### [GIVEN TASK]
Set down each record exactly as written.

Start of PROVIDED RECORDS

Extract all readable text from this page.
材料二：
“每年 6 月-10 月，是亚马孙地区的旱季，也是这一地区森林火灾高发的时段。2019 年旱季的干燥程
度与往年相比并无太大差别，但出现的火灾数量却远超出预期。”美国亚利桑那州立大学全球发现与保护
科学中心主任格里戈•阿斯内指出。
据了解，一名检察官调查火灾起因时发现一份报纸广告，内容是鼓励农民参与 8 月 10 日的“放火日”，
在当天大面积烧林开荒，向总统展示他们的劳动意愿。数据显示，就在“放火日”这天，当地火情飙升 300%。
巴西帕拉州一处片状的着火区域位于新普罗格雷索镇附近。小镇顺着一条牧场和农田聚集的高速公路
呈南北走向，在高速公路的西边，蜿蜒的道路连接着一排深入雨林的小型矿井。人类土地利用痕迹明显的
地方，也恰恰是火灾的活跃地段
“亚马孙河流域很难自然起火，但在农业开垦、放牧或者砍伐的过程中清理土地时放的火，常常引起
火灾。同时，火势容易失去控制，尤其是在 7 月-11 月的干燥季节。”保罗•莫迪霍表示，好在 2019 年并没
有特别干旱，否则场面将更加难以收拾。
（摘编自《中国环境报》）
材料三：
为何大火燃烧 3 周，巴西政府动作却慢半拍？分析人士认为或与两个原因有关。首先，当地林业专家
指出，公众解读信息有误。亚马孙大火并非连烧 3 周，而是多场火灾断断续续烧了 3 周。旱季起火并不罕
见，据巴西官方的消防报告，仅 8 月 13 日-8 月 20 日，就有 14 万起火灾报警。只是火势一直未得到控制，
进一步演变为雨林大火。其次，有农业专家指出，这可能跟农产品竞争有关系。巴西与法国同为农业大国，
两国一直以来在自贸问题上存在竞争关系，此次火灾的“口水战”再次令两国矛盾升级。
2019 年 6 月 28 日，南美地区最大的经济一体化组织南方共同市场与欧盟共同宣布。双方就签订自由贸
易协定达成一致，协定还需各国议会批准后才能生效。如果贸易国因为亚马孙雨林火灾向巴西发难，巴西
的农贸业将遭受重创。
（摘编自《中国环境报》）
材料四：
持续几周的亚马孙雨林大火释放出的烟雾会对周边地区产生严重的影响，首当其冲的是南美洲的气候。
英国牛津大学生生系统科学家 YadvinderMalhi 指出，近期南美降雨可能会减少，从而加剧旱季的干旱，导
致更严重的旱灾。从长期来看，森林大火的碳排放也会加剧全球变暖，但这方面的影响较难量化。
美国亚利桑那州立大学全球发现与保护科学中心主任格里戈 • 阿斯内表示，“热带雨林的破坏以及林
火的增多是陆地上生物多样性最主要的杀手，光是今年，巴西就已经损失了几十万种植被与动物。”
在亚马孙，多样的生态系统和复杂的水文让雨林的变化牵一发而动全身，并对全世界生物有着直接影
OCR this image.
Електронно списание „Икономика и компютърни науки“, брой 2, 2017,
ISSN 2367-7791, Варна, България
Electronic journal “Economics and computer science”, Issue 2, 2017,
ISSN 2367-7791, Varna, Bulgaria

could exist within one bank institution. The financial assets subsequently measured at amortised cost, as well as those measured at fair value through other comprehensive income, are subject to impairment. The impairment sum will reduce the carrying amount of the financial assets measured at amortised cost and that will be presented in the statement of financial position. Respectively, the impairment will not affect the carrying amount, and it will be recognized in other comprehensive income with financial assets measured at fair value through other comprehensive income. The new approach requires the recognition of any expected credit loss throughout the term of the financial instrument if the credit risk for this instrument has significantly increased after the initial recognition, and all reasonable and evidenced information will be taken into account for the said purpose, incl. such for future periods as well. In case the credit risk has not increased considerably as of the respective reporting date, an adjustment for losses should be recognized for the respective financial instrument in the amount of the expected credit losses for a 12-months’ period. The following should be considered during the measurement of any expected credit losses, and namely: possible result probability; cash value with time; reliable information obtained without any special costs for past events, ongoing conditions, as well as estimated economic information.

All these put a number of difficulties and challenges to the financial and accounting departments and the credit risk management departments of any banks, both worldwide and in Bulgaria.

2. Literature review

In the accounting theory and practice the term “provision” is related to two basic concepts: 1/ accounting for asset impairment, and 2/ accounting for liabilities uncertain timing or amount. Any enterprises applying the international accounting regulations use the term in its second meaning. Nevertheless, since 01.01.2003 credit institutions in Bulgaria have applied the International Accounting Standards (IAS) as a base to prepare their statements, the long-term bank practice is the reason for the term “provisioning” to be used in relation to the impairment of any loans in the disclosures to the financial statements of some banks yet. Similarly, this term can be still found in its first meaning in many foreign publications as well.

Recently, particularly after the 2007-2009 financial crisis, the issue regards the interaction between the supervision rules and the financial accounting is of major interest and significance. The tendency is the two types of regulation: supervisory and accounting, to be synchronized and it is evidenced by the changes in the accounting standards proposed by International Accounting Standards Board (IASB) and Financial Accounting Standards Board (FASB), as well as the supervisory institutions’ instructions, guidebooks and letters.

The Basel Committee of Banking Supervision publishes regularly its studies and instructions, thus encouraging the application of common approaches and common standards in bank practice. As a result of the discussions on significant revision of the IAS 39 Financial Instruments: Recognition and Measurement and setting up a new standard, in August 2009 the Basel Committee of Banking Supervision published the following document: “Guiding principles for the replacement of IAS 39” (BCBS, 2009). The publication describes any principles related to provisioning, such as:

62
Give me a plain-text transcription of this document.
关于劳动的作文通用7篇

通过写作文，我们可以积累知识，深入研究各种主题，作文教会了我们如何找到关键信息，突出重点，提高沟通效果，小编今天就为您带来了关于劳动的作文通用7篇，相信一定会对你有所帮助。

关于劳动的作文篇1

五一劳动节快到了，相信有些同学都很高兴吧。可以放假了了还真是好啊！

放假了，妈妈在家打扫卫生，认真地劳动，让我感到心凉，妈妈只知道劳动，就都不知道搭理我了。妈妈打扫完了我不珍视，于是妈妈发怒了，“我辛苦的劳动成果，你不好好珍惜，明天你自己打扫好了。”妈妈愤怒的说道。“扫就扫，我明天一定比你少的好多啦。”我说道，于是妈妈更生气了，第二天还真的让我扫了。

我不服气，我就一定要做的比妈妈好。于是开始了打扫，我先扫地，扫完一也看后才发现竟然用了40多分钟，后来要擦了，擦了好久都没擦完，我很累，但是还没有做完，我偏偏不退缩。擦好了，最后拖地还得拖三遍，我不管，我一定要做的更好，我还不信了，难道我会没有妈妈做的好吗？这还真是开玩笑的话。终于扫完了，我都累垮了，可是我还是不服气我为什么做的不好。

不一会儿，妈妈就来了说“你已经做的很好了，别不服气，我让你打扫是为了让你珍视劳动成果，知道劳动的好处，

End of PROVIDED RECORDS

### [RIGHT ANSWER]
Extract all readable text from this page.
材料二：
“每年 6 月-10 月，是亚马孙地区的旱季，也是这一地区森林火灾高发的时段。2019 年旱季的干燥程
度与往年相比并无太大差别，但出现的火灾数量却远超出预期。”美国亚利桑那州立大学全球发现与保护
科学中心主任格里戈•阿斯内指出。
据了解，一名检察官调查火灾起因时发现一份报纸广告，内容是鼓励农民参与 8 月 10 日的“放火日”，
在当天大面积烧林开荒，向总统展示他们的劳动意愿。数据显示，就在“放火日”这天，当地火情飙升 300%。
巴西帕拉州一处片状的着火区域位于新普罗格雷索镇附近。小镇顺着一条牧场和农田聚集的高速公路
呈南北走向，在高速公路的西边，蜿蜒的道路连接着一排深入雨林的小型矿井。人类土地利用痕迹明显的
地方，也恰恰是火灾的活跃地段
“亚马孙河流域很难自然起火，但在农业开垦、放牧或者砍伐的过程中清理土地时放的火，常常引起
火灾。同时，火势容易失去控制，尤其是在 7 月-11 月的干燥季节。”保罗•莫迪霍表示，好在 2019 年并没
有特别干旱，否则场面将更加难以收拾。
（摘编自《中国环境报》）
材料三：
为何大火燃烧 3 周，巴西政府动作却慢半拍？分析人士认为或与两个原因有关。首先，当地林业专家
指出，公众解读信息有误。亚马孙大火并非连烧 3 周，而是多场火灾断断续续烧了 3 周。旱季起火并不罕
见，据巴西官方的消防报告，仅 8 月 13 日-8 月 20 日，就有 14 万起火灾报警。只是火势一直未得到控制，
进一步演变为雨林大火。其次，有农业专家指出，这可能跟农产品竞争有关系。巴西与法国同为农业大国，
两国一直以来在自贸问题上存在竞争关系，此次火灾的“口水战”再次令两国矛盾升级。
2019 年 6 月 28 日，南美地区最大的经济一体化组织南方共同市场与欧盟共同宣布。双方就签订自由贸
易协定达成一致，协定还需各国议会批准后才能生效。如果贸易国因为亚马孙雨林火灾向巴西发难，巴西
的农贸业将遭受重创。
（摘编自《中国环境报》）
材料四：
持续几周的亚马孙雨林大火释放出的烟雾会对周边地区产生严重的影响，首当其冲的是南美洲的气候。
英国牛津大学生生系统科学家 YadvinderMalhi 指出，近期南美降雨可能会减少，从而加剧旱季的干旱，导
致更严重的旱灾。从长期来看，森林大火的碳排放也会加剧全球变暖，但这方面的影响较难量化。
美国亚利桑那州立大学全球发现与保护科学中心主任格里戈 • 阿斯内表示，“热带雨林的破坏以及林
火的增多是陆地上生物多样性最主要的杀手，光是今年，巴西就已经损失了几十万种植被与动物。”
在亚马孙，多样的生态系统和复杂的水文让雨林的变化牵一发而动全身，并对全世界生物有着直接影
OCR this image.
Електронно списание „Икономика и компютърни науки“, брой 2, 2017,
ISSN 2367-7791, Варна, България
Electronic journal “Economics and computer science”, Issue 2, 2017,
ISSN 2367-7791, Varna, Bulgaria

could exist within one bank institution. The financial assets subsequently measured at amortised cost, as well as those measured at fair value through other comprehensive income, are subject to impairment. The impairment sum will reduce the carrying amount of the financial assets measured at amortised cost and that will be presented in the statement of financial position. Respectively, the impairment will not affect the carrying amount, and it will be recognized in other comprehensive income with financial assets measured at fair value through other comprehensive income. The new approach requires the recognition of any expected credit loss throughout the term of the financial instrument if the credit risk for this instrument has significantly increased after the initial recognition, and all reasonable and evidenced information will be taken into account for the said purpose, incl. such for future periods as well. In case the credit risk has not increased considerably as of the respective reporting date, an adjustment for losses should be recognized for the respective financial instrument in the amount of the expected credit losses for a 12-months’ period. The following should be considered during the measurement of any expected credit losses, and namely: possible result probability; cash value with time; reliable information obtained without any special costs for past events, ongoing conditions, as well as estimated economic information.

All these put a number of difficulties and challenges to the financial and accounting departments and the credit risk management departments of any banks, both worldwide and in Bulgaria.

2. Literature review

In the accounting theory and practice the term “provision” is related to two basic concepts: 1/ accounting for asset impairment, and 2/ accounting for liabilities uncertain timing or amount. Any enterprises applying the international accounting regulations use the term in its second meaning. Nevertheless, since 01.01.2003 credit institutions in Bulgaria have applied the International Accounting Standards (IAS) as a base to prepare their statements, the long-term bank practice is the reason for the term “provisioning” to be used in relation to the impairment of any loans in the disclosures to the financial statements of some banks yet. Similarly, this term can be still found in its first meaning in many foreign publications as well.

Recently, particularly after the 2007-2009 financial crisis, the issue regards the interaction between the supervision rules and the financial accounting is of major interest and significance. The tendency is the two types of regulation: supervisory and accounting, to be synchronized and it is evidenced by the changes in the accounting standards proposed by International Accounting Standards Board (IASB) and Financial Accounting Standards Board (FASB), as well as the supervisory institutions’ instructions, guidebooks and letters.

The Basel Committee of Banking Supervision publishes regularly its studies and instructions, thus encouraging the application of common approaches and common standards in bank practice. As a result of the discussions on significant revision of the IAS 39 Financial Instruments: Recognition and Measurement and setting up a new standard, in August 2009 the Basel Committee of Banking Supervision published the following document: “Guiding principles for the replacement of IAS 39” (BCBS, 2009). The publication describes any principles related to provisioning, such as:

62
Give me a plain-text transcription of this document.
关于劳动的作文通用7篇

通过写作文，我们可以积累知识，深入研究各种主题，作文教会了我们如何找到关键信息，突出重点，提高沟通效果，小编今天就为您带来了关于劳动的作文通用7篇，相信一定会对你有所帮助。

关于劳动的作文篇1

五一劳动节快到了，相信有些同学都很高兴吧。可以放假了了还真是好啊！

放假了，妈妈在家打扫卫生，认真地劳动，让我感到心凉，妈妈只知道劳动，就都不知道搭理我了。妈妈打扫完了我不珍视，于是妈妈发怒了，“我辛苦的劳动成果，你不好好珍惜，明天你自己打扫好了。”妈妈愤怒的说道。“扫就扫，我明天一定比你少的好多啦。”我说道，于是妈妈更生气了，第二天还真的让我扫了。

我不服气，我就一定要做的比妈妈好。于是开始了打扫，我先扫地，扫完一也看后才发现竟然用了40多分钟，后来要擦了，擦了好久都没擦完，我很累，但是还没有做完，我偏偏不退缩。擦好了，最后拖地还得拖三遍，我不管，我一定要做的更好，我还不信了，难道我会没有妈妈做的好吗？这还真是开玩笑的话。终于扫完了，我都累垮了，可是我还是不服气我为什么做的不好。

不一会儿，妈妈就来了说“你已经做的很好了，别不服气，我让你打扫是为了让你珍视劳动成果，知道劳动的好处，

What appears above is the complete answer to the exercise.